Exercise brief
Scan the entries below. List each line with "spinal".

The records
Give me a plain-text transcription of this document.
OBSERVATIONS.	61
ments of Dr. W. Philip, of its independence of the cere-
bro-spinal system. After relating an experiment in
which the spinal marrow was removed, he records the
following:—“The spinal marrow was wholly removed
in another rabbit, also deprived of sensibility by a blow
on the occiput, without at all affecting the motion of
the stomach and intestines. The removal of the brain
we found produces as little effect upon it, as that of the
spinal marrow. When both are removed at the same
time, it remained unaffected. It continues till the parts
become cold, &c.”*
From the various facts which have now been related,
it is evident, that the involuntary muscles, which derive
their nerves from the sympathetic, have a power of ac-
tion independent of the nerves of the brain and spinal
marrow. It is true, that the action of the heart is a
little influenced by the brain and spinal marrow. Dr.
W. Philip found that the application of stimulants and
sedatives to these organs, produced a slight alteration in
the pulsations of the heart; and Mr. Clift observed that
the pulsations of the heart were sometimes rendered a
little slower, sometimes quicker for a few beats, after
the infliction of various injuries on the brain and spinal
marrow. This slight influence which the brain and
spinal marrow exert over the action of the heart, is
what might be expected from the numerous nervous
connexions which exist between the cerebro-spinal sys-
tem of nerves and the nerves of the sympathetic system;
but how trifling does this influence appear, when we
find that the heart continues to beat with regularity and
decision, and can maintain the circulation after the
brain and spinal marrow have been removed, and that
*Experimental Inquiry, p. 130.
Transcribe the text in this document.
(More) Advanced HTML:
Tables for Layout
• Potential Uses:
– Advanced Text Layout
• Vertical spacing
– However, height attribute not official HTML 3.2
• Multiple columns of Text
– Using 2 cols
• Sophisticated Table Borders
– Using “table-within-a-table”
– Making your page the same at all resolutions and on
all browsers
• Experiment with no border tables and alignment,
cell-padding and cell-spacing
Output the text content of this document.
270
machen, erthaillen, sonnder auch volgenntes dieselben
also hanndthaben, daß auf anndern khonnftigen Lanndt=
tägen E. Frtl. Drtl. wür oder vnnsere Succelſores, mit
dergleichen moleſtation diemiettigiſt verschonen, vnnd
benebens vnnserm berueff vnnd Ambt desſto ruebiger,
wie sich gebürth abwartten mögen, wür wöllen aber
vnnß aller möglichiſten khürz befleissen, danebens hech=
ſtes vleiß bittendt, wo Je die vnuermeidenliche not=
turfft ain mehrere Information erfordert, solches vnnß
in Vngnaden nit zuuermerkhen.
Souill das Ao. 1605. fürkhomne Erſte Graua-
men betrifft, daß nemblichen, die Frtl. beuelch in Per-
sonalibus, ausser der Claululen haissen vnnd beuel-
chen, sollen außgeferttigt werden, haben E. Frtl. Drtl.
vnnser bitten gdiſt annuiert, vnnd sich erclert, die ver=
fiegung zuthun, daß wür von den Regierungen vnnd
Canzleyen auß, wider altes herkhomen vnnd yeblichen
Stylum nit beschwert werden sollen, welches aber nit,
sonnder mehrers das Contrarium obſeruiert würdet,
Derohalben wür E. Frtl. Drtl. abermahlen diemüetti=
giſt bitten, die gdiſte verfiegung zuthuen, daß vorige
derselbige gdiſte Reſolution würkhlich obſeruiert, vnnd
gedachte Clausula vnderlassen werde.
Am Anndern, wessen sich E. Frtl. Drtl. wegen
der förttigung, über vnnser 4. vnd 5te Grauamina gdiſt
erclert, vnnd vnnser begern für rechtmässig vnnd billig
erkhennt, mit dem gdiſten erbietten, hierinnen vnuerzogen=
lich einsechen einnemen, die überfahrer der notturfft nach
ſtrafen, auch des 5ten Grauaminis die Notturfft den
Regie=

In response
bro-spinal system. After relating an experiment in
which the spinal marrow was removed, he records the
following:—“The spinal marrow was wholly removed
spinal marrow. When both are removed at the same
tion independent of the nerves of the brain and spinal
little influenced by the brain and spinal marrow. Dr.
the infliction of various injuries on the brain and spinal
spinal marrow exert over the action of the heart, is
connexions which exist between the cerebro-spinal sys-
brain and spinal marrow have been removed, and that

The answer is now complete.